[Raw records]
* * * * * * *
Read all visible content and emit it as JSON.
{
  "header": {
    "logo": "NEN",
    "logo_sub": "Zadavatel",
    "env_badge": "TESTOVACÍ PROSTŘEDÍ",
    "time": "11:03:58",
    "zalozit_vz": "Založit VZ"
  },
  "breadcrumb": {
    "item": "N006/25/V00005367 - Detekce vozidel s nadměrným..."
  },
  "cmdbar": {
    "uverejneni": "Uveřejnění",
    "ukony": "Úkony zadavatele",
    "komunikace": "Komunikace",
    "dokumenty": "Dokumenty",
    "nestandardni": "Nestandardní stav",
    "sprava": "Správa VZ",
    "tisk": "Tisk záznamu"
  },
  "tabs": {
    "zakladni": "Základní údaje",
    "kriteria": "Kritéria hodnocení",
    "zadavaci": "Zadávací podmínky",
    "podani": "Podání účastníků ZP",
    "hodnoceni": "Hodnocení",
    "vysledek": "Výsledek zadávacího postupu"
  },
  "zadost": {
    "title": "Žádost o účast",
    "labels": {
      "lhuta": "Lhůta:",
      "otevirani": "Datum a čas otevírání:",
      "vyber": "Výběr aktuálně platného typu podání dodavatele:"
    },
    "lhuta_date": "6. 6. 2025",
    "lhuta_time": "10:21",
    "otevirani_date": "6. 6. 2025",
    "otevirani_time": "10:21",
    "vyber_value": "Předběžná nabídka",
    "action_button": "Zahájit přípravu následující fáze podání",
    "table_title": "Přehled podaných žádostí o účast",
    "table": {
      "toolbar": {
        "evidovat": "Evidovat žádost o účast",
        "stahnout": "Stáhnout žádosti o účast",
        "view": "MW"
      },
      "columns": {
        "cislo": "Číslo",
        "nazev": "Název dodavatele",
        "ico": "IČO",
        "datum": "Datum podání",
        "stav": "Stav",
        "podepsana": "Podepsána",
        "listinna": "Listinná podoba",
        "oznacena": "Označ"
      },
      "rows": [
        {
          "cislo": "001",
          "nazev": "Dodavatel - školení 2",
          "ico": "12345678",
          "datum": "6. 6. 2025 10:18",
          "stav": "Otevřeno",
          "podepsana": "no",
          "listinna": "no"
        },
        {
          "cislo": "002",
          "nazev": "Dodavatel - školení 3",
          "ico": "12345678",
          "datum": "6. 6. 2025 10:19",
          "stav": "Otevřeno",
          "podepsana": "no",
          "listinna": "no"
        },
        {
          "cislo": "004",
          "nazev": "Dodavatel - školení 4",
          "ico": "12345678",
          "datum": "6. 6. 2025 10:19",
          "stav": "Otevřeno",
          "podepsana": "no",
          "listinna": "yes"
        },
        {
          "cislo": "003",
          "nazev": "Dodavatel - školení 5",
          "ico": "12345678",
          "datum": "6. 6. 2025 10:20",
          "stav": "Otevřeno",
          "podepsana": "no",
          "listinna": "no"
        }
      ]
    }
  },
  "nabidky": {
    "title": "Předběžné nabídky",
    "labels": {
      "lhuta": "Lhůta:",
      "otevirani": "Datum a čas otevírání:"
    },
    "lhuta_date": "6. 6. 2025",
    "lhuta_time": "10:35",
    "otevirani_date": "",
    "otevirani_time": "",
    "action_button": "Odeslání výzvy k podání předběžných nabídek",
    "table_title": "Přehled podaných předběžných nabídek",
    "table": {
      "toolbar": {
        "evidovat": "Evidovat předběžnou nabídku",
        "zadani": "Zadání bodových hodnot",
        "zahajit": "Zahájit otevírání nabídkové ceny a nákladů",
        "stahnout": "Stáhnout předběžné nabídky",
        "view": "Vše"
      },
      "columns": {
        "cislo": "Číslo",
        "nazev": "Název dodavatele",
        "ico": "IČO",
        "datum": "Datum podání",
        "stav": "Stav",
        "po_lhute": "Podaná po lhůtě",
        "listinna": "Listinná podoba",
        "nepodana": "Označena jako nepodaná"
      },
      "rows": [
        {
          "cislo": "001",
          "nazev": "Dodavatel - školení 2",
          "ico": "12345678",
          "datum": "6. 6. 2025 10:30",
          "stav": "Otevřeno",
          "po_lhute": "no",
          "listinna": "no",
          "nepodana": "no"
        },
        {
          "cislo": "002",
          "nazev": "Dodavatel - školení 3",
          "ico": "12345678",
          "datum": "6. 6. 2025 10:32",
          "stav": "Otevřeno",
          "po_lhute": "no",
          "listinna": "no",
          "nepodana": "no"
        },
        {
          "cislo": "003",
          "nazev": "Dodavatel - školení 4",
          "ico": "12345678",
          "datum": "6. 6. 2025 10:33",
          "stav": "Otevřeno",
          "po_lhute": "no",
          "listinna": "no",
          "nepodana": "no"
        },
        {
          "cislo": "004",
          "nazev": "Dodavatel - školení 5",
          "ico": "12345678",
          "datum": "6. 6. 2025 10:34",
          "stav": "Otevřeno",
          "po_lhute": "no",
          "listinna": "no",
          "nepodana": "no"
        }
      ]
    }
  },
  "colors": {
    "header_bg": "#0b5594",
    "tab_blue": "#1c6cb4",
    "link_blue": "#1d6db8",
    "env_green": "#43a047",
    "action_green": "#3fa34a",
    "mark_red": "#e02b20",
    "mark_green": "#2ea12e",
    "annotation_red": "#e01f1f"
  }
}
* * * * * * *
**Work to complete**
Write the data out again in full and exactly.

**Complete response**
Read all visible content and emit it as JSON.
{
  "header": {
    "logo": "NEN",
    "logo_sub": "Zadavatel",
    "env_badge": "TESTOVACÍ PROSTŘEDÍ",
    "time": "11:03:58",
    "zalozit_vz": "Založit VZ"
  },
  "breadcrumb": {
    "item": "N006/25/V00005367 - Detekce vozidel s nadměrným..."
  },
  "cmdbar": {
    "uverejneni": "Uveřejnění",
    "ukony": "Úkony zadavatele",
    "komunikace": "Komunikace",
    "dokumenty": "Dokumenty",
    "nestandardni": "Nestandardní stav",
    "sprava": "Správa VZ",
    "tisk": "Tisk záznamu"
  },
  "tabs": {
    "zakladni": "Základní údaje",
    "kriteria": "Kritéria hodnocení",
    "zadavaci": "Zadávací podmínky",
    "podani": "Podání účastníků ZP",
    "hodnoceni": "Hodnocení",
    "vysledek": "Výsledek zadávacího postupu"
  },
  "zadost": {
    "title": "Žádost o účast",
    "labels": {
      "lhuta": "Lhůta:",
      "otevirani": "Datum a čas otevírání:",
      "vyber": "Výběr aktuálně platného typu podání dodavatele:"
    },
    "lhuta_date": "6. 6. 2025",
    "lhuta_time": "10:21",
    "otevirani_date": "6. 6. 2025",
    "otevirani_time": "10:21",
    "vyber_value": "Předběžná nabídka",
    "action_button": "Zahájit přípravu následující fáze podání",
    "table_title": "Přehled podaných žádostí o účast",
    "table": {
      "toolbar": {
        "evidovat": "Evidovat žádost o účast",
        "stahnout": "Stáhnout žádosti o účast",
        "view": "MW"
      },
      "columns": {
        "cislo": "Číslo",
        "nazev": "Název dodavatele",
        "ico": "IČO",
        "datum": "Datum podání",
        "stav": "Stav",
        "podepsana": "Podepsána",
        "listinna": "Listinná podoba",
        "oznacena": "Označ"
      },
      "rows": [
        {
          "cislo": "001",
          "nazev": "Dodavatel - školení 2",
          "ico": "12345678",
          "datum": "6. 6. 2025 10:18",
          "stav": "Otevřeno",
          "podepsana": "no",
          "listinna": "no"
        },
        {
          "cislo": "002",
          "nazev": "Dodavatel - školení 3",
          "ico": "12345678",
          "datum": "6. 6. 2025 10:19",
          "stav": "Otevřeno",
          "podepsana": "no",
          "listinna": "no"
        },
        {
          "cislo": "004",
          "nazev": "Dodavatel - školení 4",
          "ico": "12345678",
          "datum": "6. 6. 2025 10:19",
          "stav": "Otevřeno",
          "podepsana": "no",
          "listinna": "yes"
        },
        {
          "cislo": "003",
          "nazev": "Dodavatel - školení 5",
          "ico": "12345678",
          "datum": "6. 6. 2025 10:20",
          "stav": "Otevřeno",
          "podepsana": "no",
          "listinna": "no"
        }
      ]
    }
  },
  "nabidky": {
    "title": "Předběžné nabídky",
    "labels": {
      "lhuta": "Lhůta:",
      "otevirani": "Datum a čas otevírání:"
    },
    "lhuta_date": "6. 6. 2025",
    "lhuta_time": "10:35",
    "otevirani_date": "",
    "otevirani_time": "",
    "action_button": "Odeslání výzvy k podání předběžných nabídek",
    "table_title": "Přehled podaných předběžných nabídek",
    "table": {
      "toolbar": {
        "evidovat": "Evidovat předběžnou nabídku",
        "zadani": "Zadání bodových hodnot",
        "zahajit": "Zahájit otevírání nabídkové ceny a nákladů",
        "stahnout": "Stáhnout předběžné nabídky",
        "view": "Vše"
      },
      "columns": {
        "cislo": "Číslo",
        "nazev": "Název dodavatele",
        "ico": "IČO",
        "datum": "Datum podání",
        "stav": "Stav",
        "po_lhute": "Podaná po lhůtě",
        "listinna": "Listinná podoba",
        "nepodana": "Označena jako nepodaná"
      },
      "rows": [
        {
          "cislo": "001",
          "nazev": "Dodavatel - školení 2",
          "ico": "12345678",
          "datum": "6. 6. 2025 10:30",
          "stav": "Otevřeno",
          "po_lhute": "no",
          "listinna": "no",
          "nepodana": "no"
        },
        {
          "cislo": "002",
          "nazev": "Dodavatel - školení 3",
          "ico": "12345678",
          "datum": "6. 6. 2025 10:32",
          "stav": "Otevřeno",
          "po_lhute": "no",
          "listinna": "no",
          "nepodana": "no"
        },
        {
          "cislo": "003",
          "nazev": "Dodavatel - školení 4",
          "ico": "12345678",
          "datum": "6. 6. 2025 10:33",
          "stav": "Otevřeno",
          "po_lhute": "no",
          "listinna": "no",
          "nepodana": "no"
        },
        {
          "cislo": "004",
          "nazev": "Dodavatel - školení 5",
          "ico": "12345678",
          "datum": "6. 6. 2025 10:34",
          "stav": "Otevřeno",
          "po_lhute": "no",
          "listinna": "no",
          "nepodana": "no"
        }
      ]
    }
  },
  "colors": {
    "header_bg": "#0b5594",
    "tab_blue": "#1c6cb4",
    "link_blue": "#1d6db8",
    "env_green": "#43a047",
    "action_green": "#3fa34a",
    "mark_red": "#e02b20",
    "mark_green": "#2ea12e",
    "annotation_red": "#e01f1f"
  }
}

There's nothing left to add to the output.